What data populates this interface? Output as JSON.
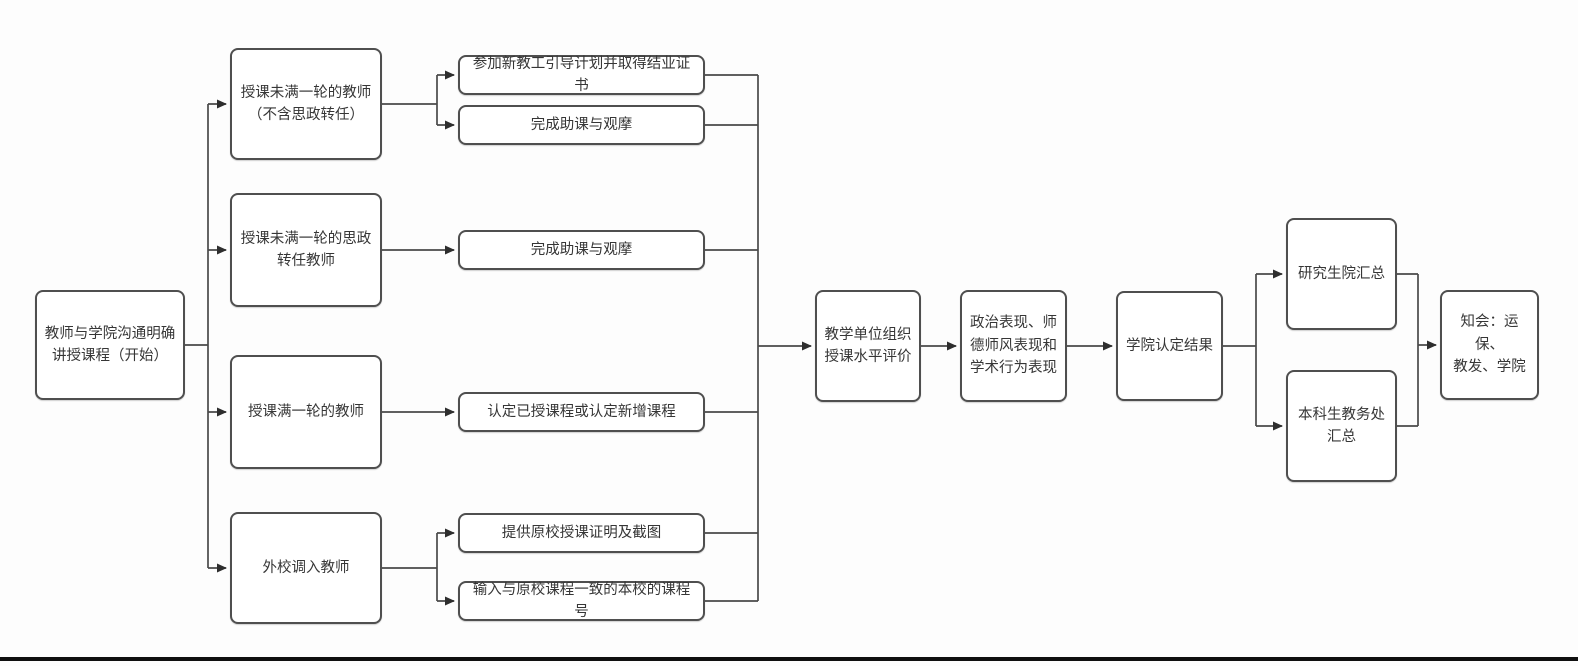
{
  "diagram": {
    "nodes": {
      "start": "教师与学院沟通明确\n讲授课程（开始）",
      "cat_under_one_round": "授课未满一轮的教师\n（不含思政转任）",
      "cat_under_one_round_ideology": "授课未满一轮的思政\n转任教师",
      "cat_full_one_round": "授课满一轮的教师",
      "cat_external_transfer": "外校调入教师",
      "task_orientation_cert": "参加新教工引导计划并取得结业证书",
      "task_assist_observe_1": "完成助课与观摩",
      "task_assist_observe_2": "完成助课与观摩",
      "task_recognize_courses": "认定已授课程或认定新增课程",
      "task_provide_proof": "提供原校授课证明及截图",
      "task_enter_course_id": "输入与原校课程一致的本校的课程号",
      "eval_teaching_level": "教学单位组织\n授课水平评价",
      "conduct_review": "政治表现、师\n德师风表现和\n学术行为表现",
      "college_result": "学院认定结果",
      "grad_school_summary": "研究生院汇总",
      "undergrad_office_summary": "本科生教务处\n汇总",
      "notify": "知会：运保、\n教发、学院"
    },
    "colors": {
      "node_border": "#4f4f4f",
      "node_background": "#ffffff",
      "connector_line": "#4a4a4a",
      "arrowhead": "#2e2e2e",
      "text": "#363636",
      "bottom_bar": "#101010",
      "canvas_background": "#fdfdfd"
    }
  }
}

*-*-*

### Goal of the exercise
Repeat all of the records verbatim, leaving out the pictures.

### Task response
What data populates this interface? Output as JSON.
{
  "diagram": {
    "nodes": {
      "start": "教师与学院沟通明确\n讲授课程（开始）",
      "cat_under_one_round": "授课未满一轮的教师\n（不含思政转任）",
      "cat_under_one_round_ideology": "授课未满一轮的思政\n转任教师",
      "cat_full_one_round": "授课满一轮的教师",
      "cat_external_transfer": "外校调入教师",
      "task_orientation_cert": "参加新教工引导计划并取得结业证书",
      "task_assist_observe_1": "完成助课与观摩",
      "task_assist_observe_2": "完成助课与观摩",
      "task_recognize_courses": "认定已授课程或认定新增课程",
      "task_provide_proof": "提供原校授课证明及截图",
      "task_enter_course_id": "输入与原校课程一致的本校的课程号",
      "eval_teaching_level": "教学单位组织\n授课水平评价",
      "conduct_review": "政治表现、师\n德师风表现和\n学术行为表现",
      "college_result": "学院认定结果",
      "grad_school_summary": "研究生院汇总",
      "undergrad_office_summary": "本科生教务处\n汇总",
      "notify": "知会：运保、\n教发、学院"
    },
    "colors": {
      "node_border": "#4f4f4f",
      "node_background": "#ffffff",
      "connector_line": "#4a4a4a",
      "arrowhead": "#2e2e2e",
      "text": "#363636",
      "bottom_bar": "#101010",
      "canvas_background": "#fdfdfd"
    }
  }
}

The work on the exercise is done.